— CHALLENGE —
Give every entry again, word for word.

(Data records)
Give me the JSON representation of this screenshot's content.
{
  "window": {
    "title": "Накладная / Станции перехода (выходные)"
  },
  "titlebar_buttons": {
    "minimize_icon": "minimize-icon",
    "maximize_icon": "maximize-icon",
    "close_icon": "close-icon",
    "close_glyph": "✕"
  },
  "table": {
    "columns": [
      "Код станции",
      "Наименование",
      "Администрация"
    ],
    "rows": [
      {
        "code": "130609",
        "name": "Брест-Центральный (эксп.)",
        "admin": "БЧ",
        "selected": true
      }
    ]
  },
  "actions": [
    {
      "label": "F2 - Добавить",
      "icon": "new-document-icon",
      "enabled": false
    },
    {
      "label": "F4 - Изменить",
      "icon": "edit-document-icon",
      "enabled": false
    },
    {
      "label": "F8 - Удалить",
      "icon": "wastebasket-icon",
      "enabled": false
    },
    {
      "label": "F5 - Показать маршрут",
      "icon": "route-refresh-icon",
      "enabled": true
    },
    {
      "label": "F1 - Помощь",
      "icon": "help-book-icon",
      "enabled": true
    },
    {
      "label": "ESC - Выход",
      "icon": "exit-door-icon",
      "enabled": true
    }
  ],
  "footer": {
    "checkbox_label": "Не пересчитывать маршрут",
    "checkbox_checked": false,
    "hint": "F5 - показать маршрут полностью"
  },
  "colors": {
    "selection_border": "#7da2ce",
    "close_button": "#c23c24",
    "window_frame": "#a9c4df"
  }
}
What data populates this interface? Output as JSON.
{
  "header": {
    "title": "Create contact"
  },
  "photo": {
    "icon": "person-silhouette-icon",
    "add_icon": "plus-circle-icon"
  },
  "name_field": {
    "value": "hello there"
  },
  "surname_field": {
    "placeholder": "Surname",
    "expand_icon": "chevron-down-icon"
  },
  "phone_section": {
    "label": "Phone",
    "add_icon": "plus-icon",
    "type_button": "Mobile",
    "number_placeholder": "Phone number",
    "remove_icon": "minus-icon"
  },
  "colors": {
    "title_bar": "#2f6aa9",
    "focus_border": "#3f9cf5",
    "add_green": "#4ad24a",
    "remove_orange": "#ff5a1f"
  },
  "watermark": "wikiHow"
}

— PROBLEM SOLUTION —
Give me the JSON representation of this screenshot's content.
{
  "window": {
    "title": "Накладная / Станции перехода (выходные)"
  },
  "titlebar_buttons": {
    "minimize_icon": "minimize-icon",
    "maximize_icon": "maximize-icon",
    "close_icon": "close-icon",
    "close_glyph": "✕"
  },
  "table": {
    "columns": [
      "Код станции",
      "Наименование",
      "Администрация"
    ],
    "rows": [
      {
        "code": "130609",
        "name": "Брест-Центральный (эксп.)",
        "admin": "БЧ",
        "selected": true
      }
    ]
  },
  "actions": [
    {
      "label": "F2 - Добавить",
      "icon": "new-document-icon",
      "enabled": false
    },
    {
      "label": "F4 - Изменить",
      "icon": "edit-document-icon",
      "enabled": false
    },
    {
      "label": "F8 - Удалить",
      "icon": "wastebasket-icon",
      "enabled": false
    },
    {
      "label": "F5 - Показать маршрут",
      "icon": "route-refresh-icon",
      "enabled": true
    },
    {
      "label": "F1 - Помощь",
      "icon": "help-book-icon",
      "enabled": true
    },
    {
      "label": "ESC - Выход",
      "icon": "exit-door-icon",
      "enabled": true
    }
  ],
  "footer": {
    "checkbox_label": "Не пересчитывать маршрут",
    "checkbox_checked": false,
    "hint": "F5 - показать маршрут полностью"
  },
  "colors": {
    "selection_border": "#7da2ce",
    "close_button": "#c23c24",
    "window_frame": "#a9c4df"
  }
}
What data populates this interface? Output as JSON.
{
  "header": {
    "title": "Create contact"
  },
  "photo": {
    "icon": "person-silhouette-icon",
    "add_icon": "plus-circle-icon"
  },
  "name_field": {
    "value": "hello there"
  },
  "surname_field": {
    "placeholder": "Surname",
    "expand_icon": "chevron-down-icon"
  },
  "phone_section": {
    "label": "Phone",
    "add_icon": "plus-icon",
    "type_button": "Mobile",
    "number_placeholder": "Phone number",
    "remove_icon": "minus-icon"
  },
  "colors": {
    "title_bar": "#2f6aa9",
    "focus_border": "#3f9cf5",
    "add_green": "#4ad24a",
    "remove_orange": "#ff5a1f"
  },
  "watermark": "wikiHow"
}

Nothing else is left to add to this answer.